> **SEITENAUSZUG**
....

Auch in Niendorf gibt es einen öffentlichen Weihnachtsbaum. Er steht im Tibarg-Center, das ist ein Einkaufszentrum in der Fußgängerzone entlang des Tibarg, U-Bahn-Haltestelle Niendorf-Markt. Der Baum ist aus Plastik und ungefähr zwölf Meter hoch, sodass er sich schön in die Galerie des Einkaufszentrums fügt. Neben der Spitze des Baums hängt ein Schlitten mit Rentieren und Nikolaus. Am Fuß des Baumes laufen Rentiere Schlittschuh und tanzen miteinander. Alles bewegt sich und glitzert.

Um den Baum herum gibt es Sitzgelegenheiten, die stark frequentiert sind. Senioren hängen da ab, Eltern zeigen ihren Kindern die Rentiere, Büromenschen trinken einen frisch gepressten Fruchtsaft. Dazwischen sitzen immer wieder Leute Anfang 20 und beschäftigen sich mit ihren Smartphones. Irgendwas ist ungewöhnlich an ihnen. Ich sah es erst auf den zweiten Blick: Es sind ihre Klamotten, die nicht recht zur Witterung passen. Und es ist ihre Körperhaltung: Wenn sie zu zweit da sitzen, dann sitzen sie eng beieinander.

....

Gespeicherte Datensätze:
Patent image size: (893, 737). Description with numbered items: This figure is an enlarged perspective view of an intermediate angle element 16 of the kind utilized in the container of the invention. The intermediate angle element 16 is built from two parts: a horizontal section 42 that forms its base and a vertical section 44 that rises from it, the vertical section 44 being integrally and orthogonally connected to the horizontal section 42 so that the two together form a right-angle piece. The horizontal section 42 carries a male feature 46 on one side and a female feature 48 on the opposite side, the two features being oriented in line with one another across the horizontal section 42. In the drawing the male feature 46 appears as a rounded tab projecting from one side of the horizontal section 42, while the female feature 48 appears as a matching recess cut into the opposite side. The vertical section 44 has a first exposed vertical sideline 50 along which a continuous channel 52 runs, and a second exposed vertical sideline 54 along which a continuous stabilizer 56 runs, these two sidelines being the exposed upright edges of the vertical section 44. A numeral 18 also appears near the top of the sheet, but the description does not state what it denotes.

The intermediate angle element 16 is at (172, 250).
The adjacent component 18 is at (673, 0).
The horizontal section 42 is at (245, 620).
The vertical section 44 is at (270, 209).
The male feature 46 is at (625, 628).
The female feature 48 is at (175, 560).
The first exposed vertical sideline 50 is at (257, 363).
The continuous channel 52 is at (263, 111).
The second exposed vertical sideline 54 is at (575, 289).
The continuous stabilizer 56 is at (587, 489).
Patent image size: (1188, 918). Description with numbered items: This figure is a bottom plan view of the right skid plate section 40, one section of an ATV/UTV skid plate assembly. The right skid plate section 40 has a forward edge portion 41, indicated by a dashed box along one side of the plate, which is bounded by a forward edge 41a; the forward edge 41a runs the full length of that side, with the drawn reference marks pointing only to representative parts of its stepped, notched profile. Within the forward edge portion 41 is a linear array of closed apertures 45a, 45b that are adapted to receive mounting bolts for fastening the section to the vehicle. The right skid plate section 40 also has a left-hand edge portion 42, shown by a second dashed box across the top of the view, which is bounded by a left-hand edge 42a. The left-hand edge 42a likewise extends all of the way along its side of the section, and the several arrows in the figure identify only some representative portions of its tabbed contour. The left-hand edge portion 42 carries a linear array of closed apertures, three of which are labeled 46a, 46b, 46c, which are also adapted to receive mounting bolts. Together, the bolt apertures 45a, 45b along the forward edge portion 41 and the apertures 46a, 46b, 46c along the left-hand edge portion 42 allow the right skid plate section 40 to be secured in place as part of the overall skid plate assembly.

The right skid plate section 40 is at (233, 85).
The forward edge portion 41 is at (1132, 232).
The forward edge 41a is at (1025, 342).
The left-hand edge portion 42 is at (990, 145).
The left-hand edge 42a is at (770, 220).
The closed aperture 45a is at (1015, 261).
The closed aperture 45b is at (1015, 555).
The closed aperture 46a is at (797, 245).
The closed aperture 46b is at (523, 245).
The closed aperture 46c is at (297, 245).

....

> **ZIEL 1**
Beantworte zum Text über den Weihnachtsbaum in Niendorf folgende Fragen:
(a) Wie hoch ist der Baum ungefähr?
(b) Was hängt neben der Spitze des Baums?
(c) Was trinken die Büromenschen an den Sitzgelegenheiten?
> **ZIEL 2**
Entnimm dem Text über den Weihnachtsbaum in Niendorf wörtlich die Passage, die mit „Um den Baum“ beginnt und mit „sie eng beieinander.“ endet.

> **RICHTIGE AUSGABE 1**
(a) Ungefähr zwölf Meter.
(b) Ein Schlitten mit Rentieren und Nikolaus.
(c) Einen frisch gepressten Fruchtsaft.

> **RICHTIGE AUSGABE 2**
Um den Baum herum gibt es Sitzgelegenheiten, die stark frequentiert sind. Senioren hängen da ab, Eltern zeigen ihren Kindern die Rentiere, Büromenschen trinken einen frisch gepressten Fruchtsaft. Dazwischen sitzen immer wieder Leute Anfang 20 und beschäftigen sich mit ihren Smartphones. Irgendwas ist ungewöhnlich an ihnen. Ich sah es erst auf den zweiten Blick: Es sind ihre Klamotten, die nicht recht zur Witterung passen. Und es ist ihre Körperhaltung: Wenn sie zu zweit da sitzen, dann sitzen sie eng beieinander.